Copy out the items from the line containing "x-tick-label: 2020-05-01 [165,388,214,432]" through the line containing "x-tick-label: 2021-01-01 [265,388,314,432]", with both of those lines included, reproducing each one character for character.

= = = = = = =

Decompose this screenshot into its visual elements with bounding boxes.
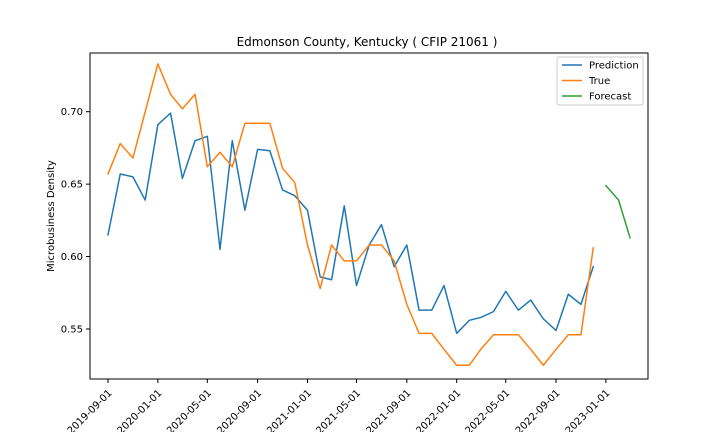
x-tick-label: 2020-05-01 [165,388,214,432]
legend-label-prediction: Prediction [589,61,639,72]
x-tick-label: 2022-05-01 [464,388,513,432]
y-tick-label: 0.70 [61,107,83,118]
legend-label-forecast: Forecast [589,92,631,103]
x-tick-label: 2021-01-01 [265,388,314,432]
chart-title: Edmonson County, Kentucky ( CFIP 21061 ) [237,35,498,49]
y-axis: 0.55 0.60 0.65 0.70 [61,107,90,336]
x-tick-label: 2020-09-01 [215,388,264,432]
y-tick-label: 0.55 [61,325,83,336]
x-tick-label: 2021-05-01 [314,388,363,432]
y-tick-label: 0.65 [61,180,83,191]
x-tick-label: 2021-09-01 [365,388,414,432]
legend-label-true: True [588,76,610,87]
legend: Prediction True Forecast [556,56,644,106]
x-tick-label: 2020-01-01 [116,388,165,432]
x-axis: 2019-09-01 2020-01-01 2020-05-01 2020-09-01… [66,379,613,432]
x-tick-label: 2022-01-01 [414,388,463,432]
series-line-forecast [604,184,631,239]
series-line-true [107,63,595,366]
legend-box [556,56,644,106]
series-layer [107,63,631,366]
x-tick-label: 2022-09-01 [514,388,563,432]
x-tick-label: 2019-09-01 [66,388,115,432]
y-axis-label: Microbusiness Density [46,160,57,272]
x-tick-label: 2023-01-01 [564,388,613,432]
series-line-prediction [107,112,595,335]
y-tick-label: 0.60 [61,252,83,263]
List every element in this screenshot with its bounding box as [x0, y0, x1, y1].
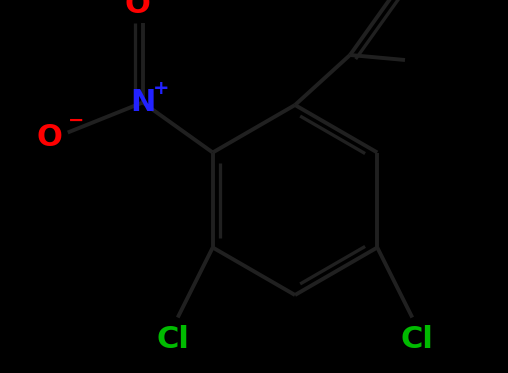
- Text: −: −: [68, 111, 84, 130]
- Text: Cl: Cl: [156, 325, 189, 354]
- Text: O: O: [125, 0, 151, 19]
- Text: Cl: Cl: [401, 325, 434, 354]
- Text: O: O: [37, 123, 62, 152]
- Text: +: +: [152, 79, 169, 98]
- Text: N: N: [130, 88, 155, 117]
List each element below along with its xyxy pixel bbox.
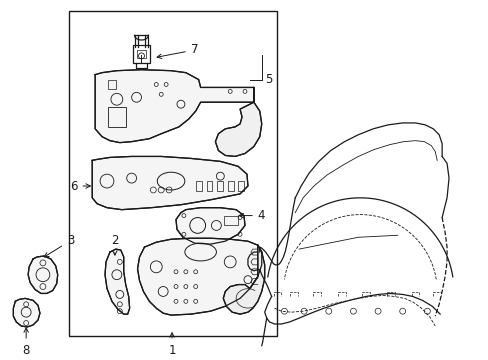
Text: 2: 2 — [111, 234, 119, 255]
Polygon shape — [105, 249, 129, 314]
Polygon shape — [92, 157, 247, 210]
Polygon shape — [223, 245, 264, 314]
Bar — [108, 107, 125, 127]
Bar — [68, 10, 276, 336]
Text: 6: 6 — [70, 180, 90, 193]
Bar — [108, 80, 116, 89]
Polygon shape — [95, 70, 253, 143]
Polygon shape — [215, 87, 261, 157]
Bar — [136, 50, 146, 58]
Bar — [224, 216, 238, 225]
Text: 5: 5 — [264, 73, 271, 86]
Polygon shape — [176, 208, 244, 244]
Polygon shape — [137, 238, 261, 315]
Bar — [206, 181, 212, 191]
Text: 3: 3 — [44, 234, 74, 257]
Bar — [228, 181, 234, 191]
Bar — [217, 181, 223, 191]
Text: 7: 7 — [157, 44, 198, 58]
Polygon shape — [28, 256, 58, 293]
Text: 1: 1 — [168, 333, 176, 357]
Bar — [195, 181, 201, 191]
Bar — [132, 45, 150, 63]
Text: 8: 8 — [22, 328, 30, 357]
Bar — [238, 181, 244, 191]
Polygon shape — [13, 298, 40, 327]
Text: 4: 4 — [239, 209, 265, 222]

= = = = = = =

> _Completed task_:
x-tick-label: 2020-05-01 [165,388,214,432]
legend-label-prediction: Prediction [589,61,639,72]
x-tick-label: 2022-05-01 [464,388,513,432]
y-tick-label: 0.70 [61,107,83,118]
legend-label-forecast: Forecast [589,92,631,103]
x-tick-label: 2021-01-01 [265,388,314,432]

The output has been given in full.